Saved entries:
◆ ◆ ◆ ◆
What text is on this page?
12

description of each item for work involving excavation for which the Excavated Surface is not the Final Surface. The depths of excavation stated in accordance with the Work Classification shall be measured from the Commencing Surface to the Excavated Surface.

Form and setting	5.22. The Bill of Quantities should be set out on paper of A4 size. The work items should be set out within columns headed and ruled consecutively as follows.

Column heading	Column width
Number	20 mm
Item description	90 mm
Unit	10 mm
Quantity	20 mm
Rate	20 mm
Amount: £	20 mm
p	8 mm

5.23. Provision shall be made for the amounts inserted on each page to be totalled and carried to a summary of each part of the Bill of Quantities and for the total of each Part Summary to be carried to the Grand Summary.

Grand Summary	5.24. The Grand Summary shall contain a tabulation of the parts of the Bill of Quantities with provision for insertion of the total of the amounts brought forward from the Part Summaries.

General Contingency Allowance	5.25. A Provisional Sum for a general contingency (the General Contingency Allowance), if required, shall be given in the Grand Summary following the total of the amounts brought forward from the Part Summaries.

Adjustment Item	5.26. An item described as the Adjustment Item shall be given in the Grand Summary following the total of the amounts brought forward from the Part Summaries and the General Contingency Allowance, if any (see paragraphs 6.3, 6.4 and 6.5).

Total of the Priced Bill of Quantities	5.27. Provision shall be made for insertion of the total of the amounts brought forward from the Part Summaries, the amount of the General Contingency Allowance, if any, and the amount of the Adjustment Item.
◆ ◆ ◆ ◆
• **EXERCISE INSTRUCTIONS**
Extract the data in full. Keep it word for word.

• **SOLUTION TO THIS PROBLEM**
What text is on this page?
12

description of each item for work involving excavation for which the Excavated Surface is not the Final Surface. The depths of excavation stated in accordance with the Work Classification shall be measured from the Commencing Surface to the Excavated Surface.

Form and setting	5.22. The Bill of Quantities should be set out on paper of A4 size. The work items should be set out within columns headed and ruled consecutively as follows.

Column heading	Column width
Number	20 mm
Item description	90 mm
Unit	10 mm
Quantity	20 mm
Rate	20 mm
Amount: £	20 mm
p	8 mm

5.23. Provision shall be made for the amounts inserted on each page to be totalled and carried to a summary of each part of the Bill of Quantities and for the total of each Part Summary to be carried to the Grand Summary.

Grand Summary	5.24. The Grand Summary shall contain a tabulation of the parts of the Bill of Quantities with provision for insertion of the total of the amounts brought forward from the Part Summaries.

General Contingency Allowance	5.25. A Provisional Sum for a general contingency (the General Contingency Allowance), if required, shall be given in the Grand Summary following the total of the amounts brought forward from the Part Summaries.

Adjustment Item	5.26. An item described as the Adjustment Item shall be given in the Grand Summary following the total of the amounts brought forward from the Part Summaries and the General Contingency Allowance, if any (see paragraphs 6.3, 6.4 and 6.5).

Total of the Priced Bill of Quantities	5.27. Provision shall be made for insertion of the total of the amounts brought forward from the Part Summaries, the amount of the General Contingency Allowance, if any, and the amount of the Adjustment Item.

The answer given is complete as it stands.